Requirement:
Would it be possible to write out each entry below exactly, without the pictures?
==================================================
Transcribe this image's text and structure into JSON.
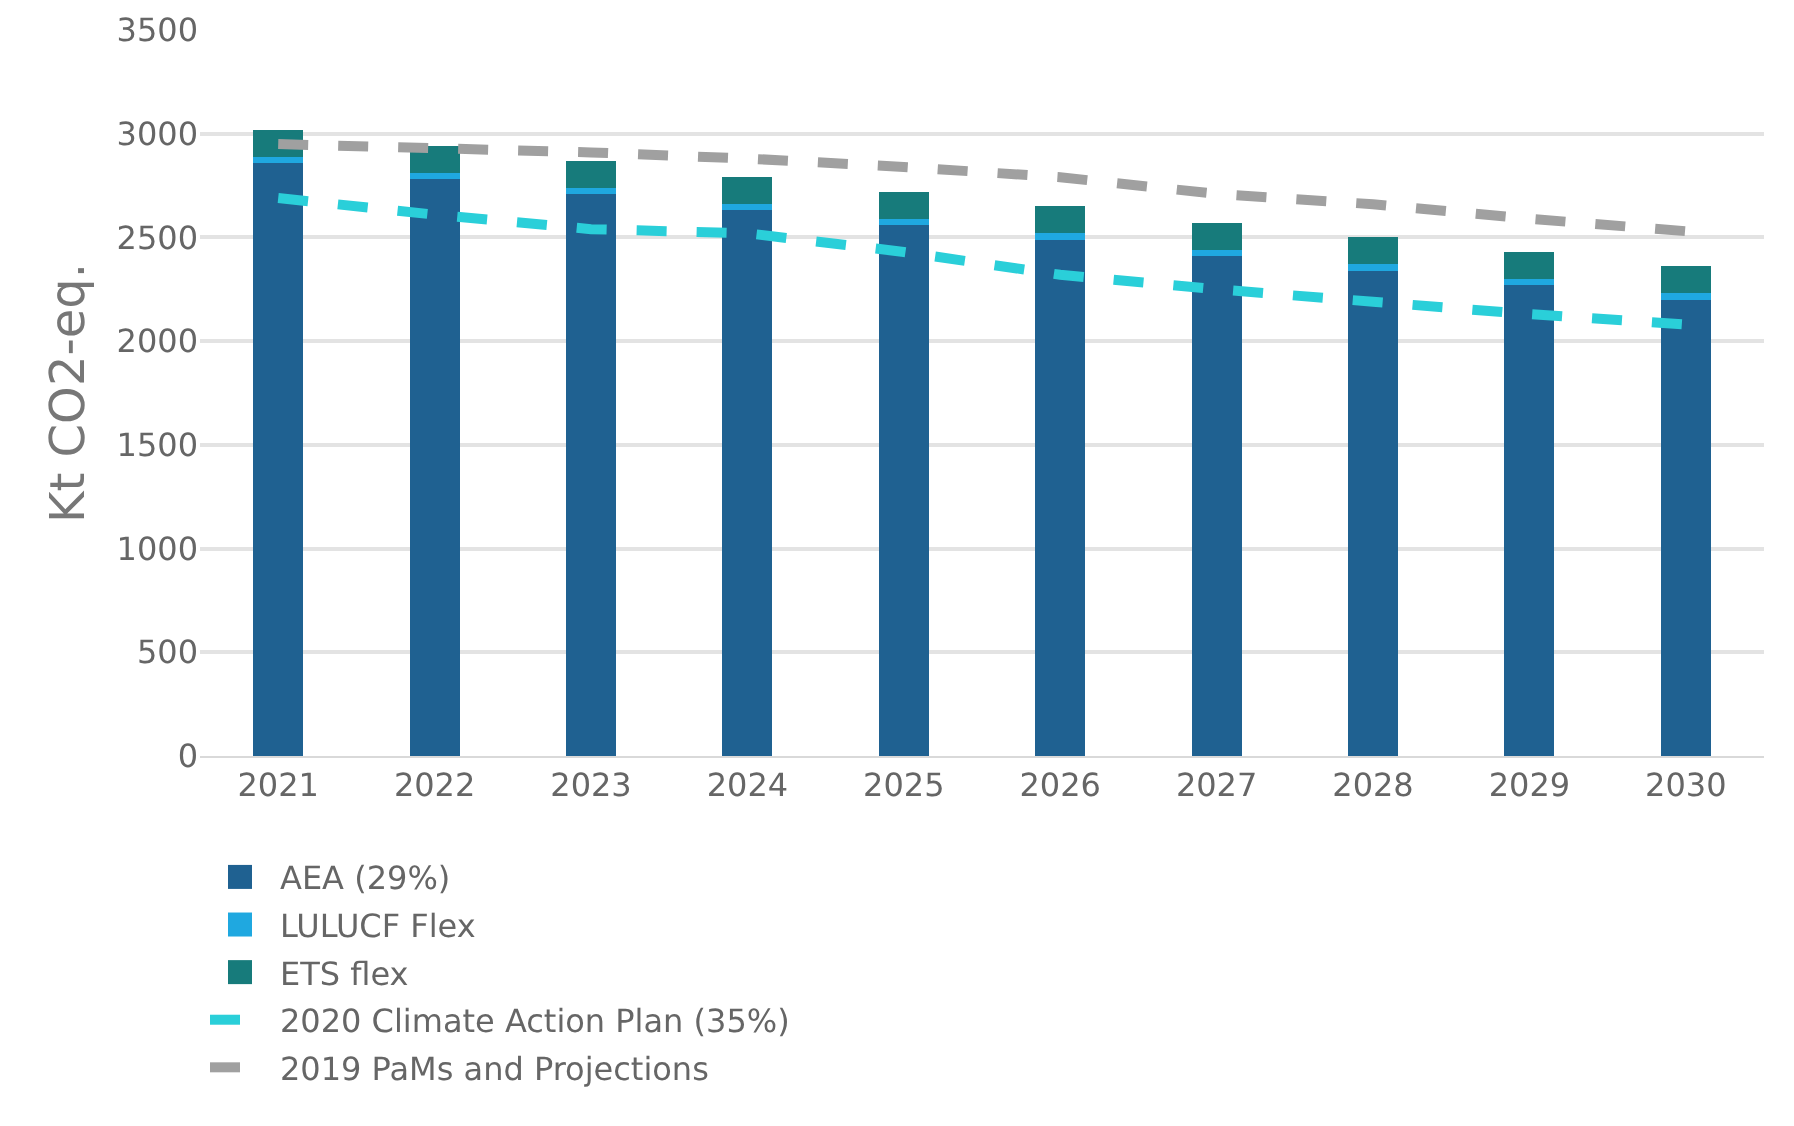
{
  "chart_data": {
    "type": "bar",
    "stacked": true,
    "ylabel": "Kt CO2-eq.",
    "categories": [
      "2021",
      "2022",
      "2023",
      "2024",
      "2025",
      "2026",
      "2027",
      "2028",
      "2029",
      "2030"
    ],
    "series": [
      {
        "name": "AEA (29%)",
        "color": "#1f6191",
        "values": [
          2860,
          2780,
          2710,
          2630,
          2560,
          2490,
          2410,
          2340,
          2270,
          2200
        ]
      },
      {
        "name": "LULUCF Flex",
        "color": "#1fa8e0",
        "values": [
          30,
          30,
          30,
          30,
          30,
          30,
          30,
          30,
          30,
          30
        ]
      },
      {
        "name": "ETS flex",
        "color": "#177b7b",
        "values": [
          130,
          130,
          130,
          130,
          130,
          130,
          130,
          130,
          130,
          130
        ]
      },
      {
        "name": "2020 Climate Action Plan (35%)",
        "type": "line",
        "line_style": "dashed",
        "color": "#2acfd9",
        "values": [
          2690,
          2610,
          2540,
          2520,
          2430,
          2320,
          2250,
          2190,
          2130,
          2080
        ]
      },
      {
        "name": "2019 PaMs and Projections",
        "type": "line",
        "line_style": "dashed",
        "color": "#a0a0a0",
        "values": [
          2950,
          2930,
          2910,
          2880,
          2840,
          2790,
          2710,
          2660,
          2590,
          2530
        ]
      }
    ],
    "ylim": [
      0,
      3500
    ],
    "yticks": [
      0,
      500,
      1000,
      1500,
      2000,
      2500,
      3000,
      3500
    ],
    "grid": "y",
    "legend": "bottom",
    "marker": "none"
  }
}
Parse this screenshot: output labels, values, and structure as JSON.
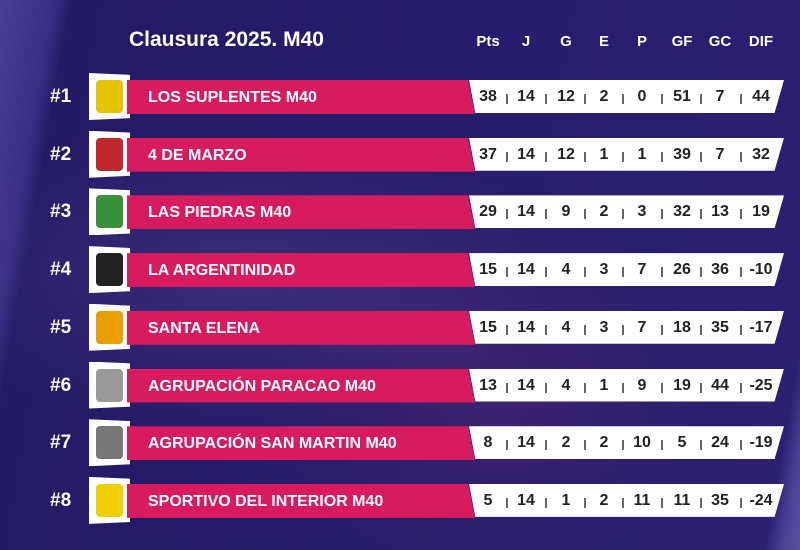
{
  "title": "Clausura 2025. M40",
  "columns": [
    "Pts",
    "J",
    "G",
    "E",
    "P",
    "GF",
    "GC",
    "DIF"
  ],
  "colors": {
    "accent": "#d81b5e",
    "background": "#261c6c"
  },
  "rows": [
    {
      "rank": "#1",
      "team": "LOS SUPLENTES M40",
      "logo_color": "#e5c400",
      "stats": [
        "38",
        "14",
        "12",
        "2",
        "0",
        "51",
        "7",
        "44"
      ]
    },
    {
      "rank": "#2",
      "team": "4 DE MARZO",
      "logo_color": "#c0282d",
      "stats": [
        "37",
        "14",
        "12",
        "1",
        "1",
        "39",
        "7",
        "32"
      ]
    },
    {
      "rank": "#3",
      "team": "LAS PIEDRAS M40",
      "logo_color": "#3a8f3a",
      "stats": [
        "29",
        "14",
        "9",
        "2",
        "3",
        "32",
        "13",
        "19"
      ]
    },
    {
      "rank": "#4",
      "team": "LA ARGENTINIDAD",
      "logo_color": "#222222",
      "stats": [
        "15",
        "14",
        "4",
        "3",
        "7",
        "26",
        "36",
        "-10"
      ]
    },
    {
      "rank": "#5",
      "team": "SANTA ELENA",
      "logo_color": "#e8a000",
      "stats": [
        "15",
        "14",
        "4",
        "3",
        "7",
        "18",
        "35",
        "-17"
      ]
    },
    {
      "rank": "#6",
      "team": "AGRUPACIÓN PARACAO M40",
      "logo_color": "#999999",
      "stats": [
        "13",
        "14",
        "4",
        "1",
        "9",
        "19",
        "44",
        "-25"
      ]
    },
    {
      "rank": "#7",
      "team": "AGRUPACIÓN SAN MARTIN M40",
      "logo_color": "#777777",
      "stats": [
        "8",
        "14",
        "2",
        "2",
        "10",
        "5",
        "24",
        "-19"
      ]
    },
    {
      "rank": "#8",
      "team": "SPORTIVO DEL INTERIOR M40",
      "logo_color": "#f0d000",
      "stats": [
        "5",
        "14",
        "1",
        "2",
        "11",
        "11",
        "35",
        "-24"
      ]
    }
  ]
}
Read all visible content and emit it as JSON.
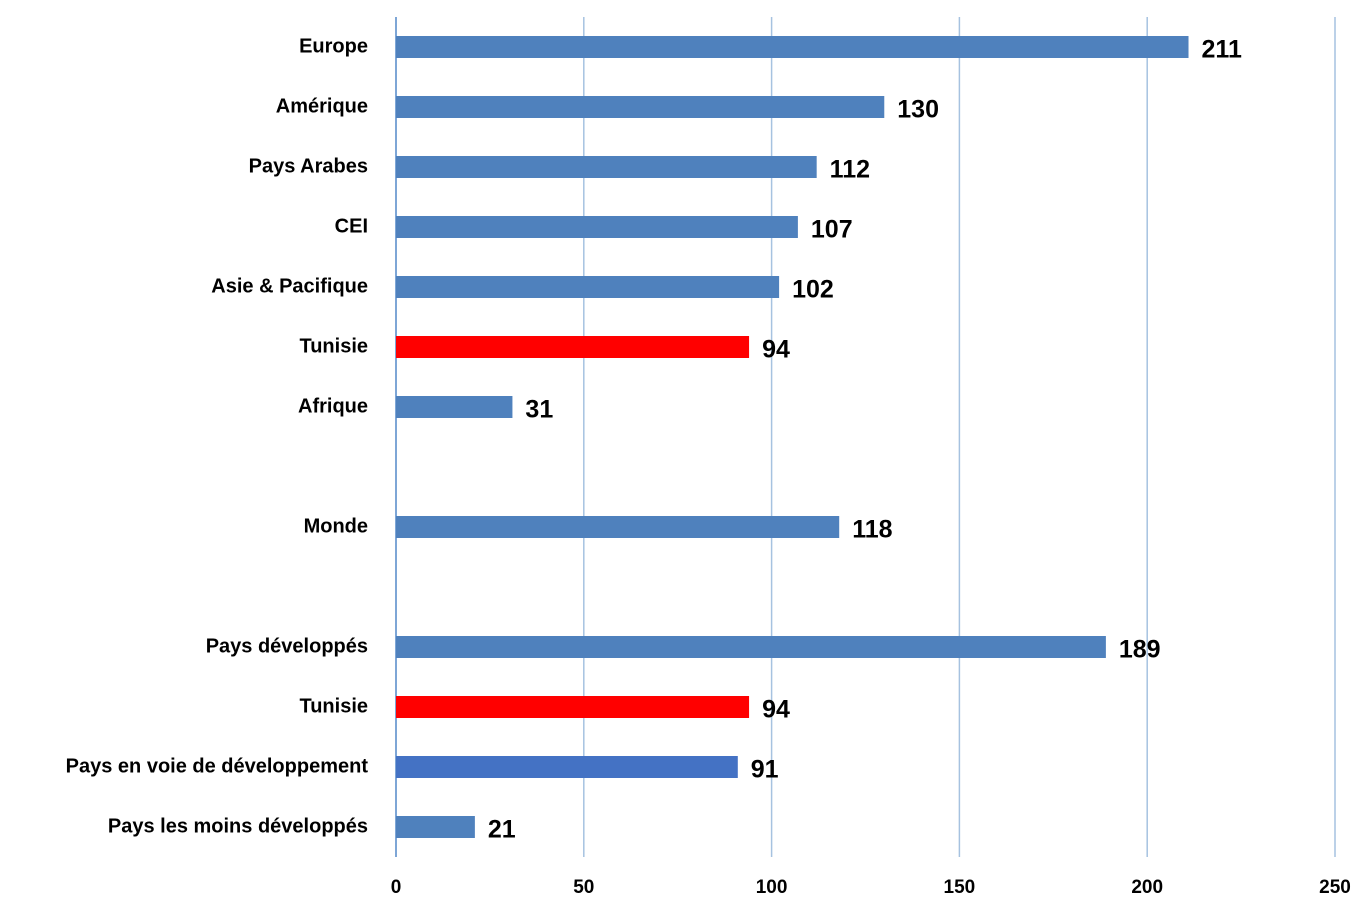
==================================================
Full solution:
Transcribe this image's text and structure into JSON.
{
  "chart_data": {
    "type": "bar",
    "stacked": true,
    "ylabel": "Kt CO2-eq.",
    "categories": [
      "2021",
      "2022",
      "2023",
      "2024",
      "2025",
      "2026",
      "2027",
      "2028",
      "2029",
      "2030"
    ],
    "series": [
      {
        "name": "AEA (29%)",
        "color": "#1f6191",
        "values": [
          2860,
          2780,
          2710,
          2630,
          2560,
          2490,
          2410,
          2340,
          2270,
          2200
        ]
      },
      {
        "name": "LULUCF Flex",
        "color": "#1fa8e0",
        "values": [
          30,
          30,
          30,
          30,
          30,
          30,
          30,
          30,
          30,
          30
        ]
      },
      {
        "name": "ETS flex",
        "color": "#177b7b",
        "values": [
          130,
          130,
          130,
          130,
          130,
          130,
          130,
          130,
          130,
          130
        ]
      },
      {
        "name": "2020 Climate Action Plan (35%)",
        "type": "line",
        "line_style": "dashed",
        "color": "#2acfd9",
        "values": [
          2690,
          2610,
          2540,
          2520,
          2430,
          2320,
          2250,
          2190,
          2130,
          2080
        ]
      },
      {
        "name": "2019 PaMs and Projections",
        "type": "line",
        "line_style": "dashed",
        "color": "#a0a0a0",
        "values": [
          2950,
          2930,
          2910,
          2880,
          2840,
          2790,
          2710,
          2660,
          2590,
          2530
        ]
      }
    ],
    "ylim": [
      0,
      3500
    ],
    "yticks": [
      0,
      500,
      1000,
      1500,
      2000,
      2500,
      3000,
      3500
    ],
    "grid": "y",
    "legend": "bottom",
    "marker": "none"
  }
}
Parse this screenshot: output labels, values, and structure as JSON.
{
  "title": "Clausura 2025. M40",
  "columns": [
    "Pts",
    "J",
    "G",
    "E",
    "P",
    "GF",
    "GC",
    "DIF"
  ],
  "colors": {
    "accent": "#d81b5e",
    "background": "#261c6c"
  },
  "rows": [
    {
      "rank": "#1",
      "team": "LOS SUPLENTES M40",
      "logo_color": "#e5c400",
      "stats": [
        "38",
        "14",
        "12",
        "2",
        "0",
        "51",
        "7",
        "44"
      ]
    },
    {
      "rank": "#2",
      "team": "4 DE MARZO",
      "logo_color": "#c0282d",
      "stats": [
        "37",
        "14",
        "12",
        "1",
        "1",
        "39",
        "7",
        "32"
      ]
    },
    {
      "rank": "#3",
      "team": "LAS PIEDRAS M40",
      "logo_color": "#3a8f3a",
      "stats": [
        "29",
        "14",
        "9",
        "2",
        "3",
        "32",
        "13",
        "19"
      ]
    },
    {
      "rank": "#4",
      "team": "LA ARGENTINIDAD",
      "logo_color": "#222222",
      "stats": [
        "15",
        "14",
        "4",
        "3",
        "7",
        "26",
        "36",
        "-10"
      ]
    },
    {
      "rank": "#5",
      "team": "SANTA ELENA",
      "logo_color": "#e8a000",
      "stats": [
        "15",
        "14",
        "4",
        "3",
        "7",
        "18",
        "35",
        "-17"
      ]
    },
    {
      "rank": "#6",
      "team": "AGRUPACIÓN PARACAO M40",
      "logo_color": "#999999",
      "stats": [
        "13",
        "14",
        "4",
        "1",
        "9",
        "19",
        "44",
        "-25"
      ]
    },
    {
      "rank": "#7",
      "team": "AGRUPACIÓN SAN MARTIN M40",
      "logo_color": "#777777",
      "stats": [
        "8",
        "14",
        "2",
        "2",
        "10",
        "5",
        "24",
        "-19"
      ]
    },
    {
      "rank": "#8",
      "team": "SPORTIVO DEL INTERIOR M40",
      "logo_color": "#f0d000",
      "stats": [
        "5",
        "14",
        "1",
        "2",
        "11",
        "11",
        "35",
        "-24"
      ]
    }
  ]
}
Read all visible content and emit it as JSON.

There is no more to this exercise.